Doing Business in China: Land-Use Checks Take Digging, but Critical to Sowing Success

By Doug Young

“It’s all about the land, Scarlett.”

OK, so maybe those weren’t the exact words uttered by Gerald O’Hara to his headstrong daughter in the classic “Gone With the Wind.” Fans of the novel will know the real line is, “The land is the only thing in the world worth working for, worth fighting for, worth dying for, because it’s the only thing that lasts.” But however you phrase it, the idea leads nicely into my choice for this week’s column, which focuses on land-use rights and the many minefields they can pose when doing business in China.

I had no idea how complex the issue was in China until I began asking around. Luckily, most foreigners doing business here will never have to deal with such matters since the vast majority will work for other employers in big urban office buildings that are someone else’s responsibility.

But for anyone with thoughts of manufacturing in China, or doing business like property development or agribusiness, the issue of land rights is critical to setting up shop. Investors in Chinese companies also should be aware of the issue since use of land without necessary authorizations is a big no-no that could technically force a firm to close, relocate or engage in costly remedial actions.

I got to thinking about the issue after a recent lunch with a former student who now works in a private equity firm sorting out corporate messes. Her current project involves a resort managed by a major Western company on Hainan Island, China’s answer to Hawaii and the Maldives. Everything was hunky-dory and the resort was built and operating according to plan when suddenly it came to everyone’s attention that the land was designated for research and educational use.

Later it turned out the developer had obtained rights to use the land for a fraction of what proper resort-use land should have cost, and built the property with knowledge that protection would come from a local official who was aware of the situation and willing to let things proceed with a wink and a nod. The problems began when the official got implicated for corruption, which is increasingly common in the current climate.

The bottom line is that the official is now serving out a prison sentence, and my student’s company is trying to sort out the mess. That could technically result in the resort’s forced demolition, but instead will probably end with a huge fine and redesignation of the land for resort use.

Another friend at a domestic drugmaker told a similar tale that saw his company agree to buy a small maker of traditional Chinese medicine, only to discover the factory was built on land designated for agricultural use. That case also evolved the way it did due to a similar wink and nod from local officials, though those same officials were still free at the time and happy to sort out the mess and get the land properly designated.

Rooted in socialism

All of this has its roots in a system where all land was owned by the government under China’s old socialist system, and private development didn’t exist. That system was dismantled in the reform era as China moved to a market economy, though all land to this day still remains government property, so to speak. What’s changed is that local governments can sell long-term rights to use individual pieces of land to private entities, and such sales are now a major source of fiscal revenue. Lengths of land leases vary, but generally seem to range from 40 to 70 years.

Nearly all land has been designated for specific kinds of use under central government guidelines, with industrial, commercial and agricultural being three of the largest categories. But even those can carry conditions, since, for example, agricultural might be designated specifically for forests rather than crop-growing, according to one of my sources who has worked on cases involving this issue.

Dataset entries
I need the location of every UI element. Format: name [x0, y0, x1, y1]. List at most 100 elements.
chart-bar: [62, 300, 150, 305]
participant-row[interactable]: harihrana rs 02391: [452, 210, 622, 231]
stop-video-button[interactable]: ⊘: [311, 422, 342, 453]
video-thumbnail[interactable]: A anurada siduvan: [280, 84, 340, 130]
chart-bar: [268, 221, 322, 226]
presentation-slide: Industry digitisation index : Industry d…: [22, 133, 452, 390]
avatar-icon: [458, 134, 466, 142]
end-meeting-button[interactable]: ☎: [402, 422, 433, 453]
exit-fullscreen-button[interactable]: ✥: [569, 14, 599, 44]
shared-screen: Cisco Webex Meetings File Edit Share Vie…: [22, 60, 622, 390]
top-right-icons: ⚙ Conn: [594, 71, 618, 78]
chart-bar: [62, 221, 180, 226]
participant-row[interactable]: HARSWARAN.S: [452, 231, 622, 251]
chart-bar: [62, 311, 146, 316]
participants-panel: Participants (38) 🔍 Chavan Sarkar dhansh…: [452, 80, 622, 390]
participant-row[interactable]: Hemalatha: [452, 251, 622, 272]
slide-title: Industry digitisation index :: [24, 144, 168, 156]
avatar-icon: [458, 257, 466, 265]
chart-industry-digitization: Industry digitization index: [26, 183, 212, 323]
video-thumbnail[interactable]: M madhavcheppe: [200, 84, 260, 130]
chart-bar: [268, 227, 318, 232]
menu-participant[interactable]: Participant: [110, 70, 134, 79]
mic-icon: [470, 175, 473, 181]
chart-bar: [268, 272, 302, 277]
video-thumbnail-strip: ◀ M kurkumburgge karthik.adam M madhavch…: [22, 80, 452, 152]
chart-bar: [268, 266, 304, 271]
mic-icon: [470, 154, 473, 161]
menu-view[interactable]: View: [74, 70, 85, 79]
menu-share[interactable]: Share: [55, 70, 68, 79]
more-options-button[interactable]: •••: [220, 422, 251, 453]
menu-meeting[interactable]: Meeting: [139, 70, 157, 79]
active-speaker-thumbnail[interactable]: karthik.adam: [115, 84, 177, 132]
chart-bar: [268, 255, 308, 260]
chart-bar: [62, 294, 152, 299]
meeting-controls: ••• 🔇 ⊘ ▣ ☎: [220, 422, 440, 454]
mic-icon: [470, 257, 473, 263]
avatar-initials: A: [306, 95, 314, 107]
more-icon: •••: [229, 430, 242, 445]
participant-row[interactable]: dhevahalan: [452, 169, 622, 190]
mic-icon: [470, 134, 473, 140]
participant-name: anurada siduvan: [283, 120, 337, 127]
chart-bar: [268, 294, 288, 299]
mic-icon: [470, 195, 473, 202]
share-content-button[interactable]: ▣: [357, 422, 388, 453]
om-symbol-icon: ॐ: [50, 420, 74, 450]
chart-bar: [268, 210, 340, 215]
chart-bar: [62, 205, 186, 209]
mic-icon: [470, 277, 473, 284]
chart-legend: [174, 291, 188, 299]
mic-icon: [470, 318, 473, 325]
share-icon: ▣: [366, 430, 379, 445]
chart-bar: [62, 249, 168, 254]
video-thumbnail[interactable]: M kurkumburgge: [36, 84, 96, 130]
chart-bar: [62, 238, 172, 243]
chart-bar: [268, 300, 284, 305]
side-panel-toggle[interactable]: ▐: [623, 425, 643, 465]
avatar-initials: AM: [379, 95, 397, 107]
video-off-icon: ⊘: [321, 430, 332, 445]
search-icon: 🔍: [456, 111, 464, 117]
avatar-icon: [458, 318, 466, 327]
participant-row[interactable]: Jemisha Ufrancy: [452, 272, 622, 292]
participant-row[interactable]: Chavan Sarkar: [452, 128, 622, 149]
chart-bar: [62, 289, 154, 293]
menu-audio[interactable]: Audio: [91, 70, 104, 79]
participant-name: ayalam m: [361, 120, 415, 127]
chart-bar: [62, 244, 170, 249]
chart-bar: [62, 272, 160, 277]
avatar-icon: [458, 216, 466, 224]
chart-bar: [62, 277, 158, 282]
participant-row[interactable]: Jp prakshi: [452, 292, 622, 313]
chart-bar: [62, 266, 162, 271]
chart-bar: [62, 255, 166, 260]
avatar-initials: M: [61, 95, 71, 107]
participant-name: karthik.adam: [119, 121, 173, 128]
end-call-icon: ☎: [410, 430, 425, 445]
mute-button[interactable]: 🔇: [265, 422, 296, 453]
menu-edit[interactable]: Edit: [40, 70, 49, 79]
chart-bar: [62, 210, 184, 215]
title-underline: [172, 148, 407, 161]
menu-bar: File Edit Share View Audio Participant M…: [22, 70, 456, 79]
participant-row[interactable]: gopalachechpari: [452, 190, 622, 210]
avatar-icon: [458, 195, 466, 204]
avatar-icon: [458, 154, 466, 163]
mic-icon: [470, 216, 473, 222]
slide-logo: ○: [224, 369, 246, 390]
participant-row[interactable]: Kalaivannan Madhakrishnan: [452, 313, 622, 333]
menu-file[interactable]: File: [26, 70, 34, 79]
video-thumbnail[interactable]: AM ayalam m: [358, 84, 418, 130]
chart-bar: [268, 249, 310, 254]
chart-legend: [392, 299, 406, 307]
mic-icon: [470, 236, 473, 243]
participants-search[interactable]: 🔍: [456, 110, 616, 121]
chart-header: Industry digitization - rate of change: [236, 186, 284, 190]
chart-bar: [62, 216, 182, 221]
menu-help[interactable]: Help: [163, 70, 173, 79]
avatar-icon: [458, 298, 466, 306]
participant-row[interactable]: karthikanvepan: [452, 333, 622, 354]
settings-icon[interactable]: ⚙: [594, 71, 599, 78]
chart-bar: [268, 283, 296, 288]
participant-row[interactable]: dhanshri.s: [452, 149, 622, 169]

What you are asked to do - Write out the land-use column again, starting with "But for anyone" and going on through "and educational use.", and substitute "investment firm" for "private equity firm". These items have no connection to the column on land use in China.

Solution to the exercise -
But for anyone with thoughts of manufacturing in China, or doing business like property development or agribusiness, the issue of land rights is critical to setting up shop. Investors in Chinese companies also should be aware of the issue since use of land without necessary authorizations is a big no-no that could technically force a firm to close, relocate or engage in costly remedial actions.

I got to thinking about the issue after a recent lunch with a former student who now works in a investment firm sorting out corporate messes. Her current project involves a resort managed by a major Western company on Hainan Island, China’s answer to Hawaii and the Maldives. Everything was hunky-dory and the resort was built and operating according to plan when suddenly it came to everyone’s attention that the land was designated for research and educational use.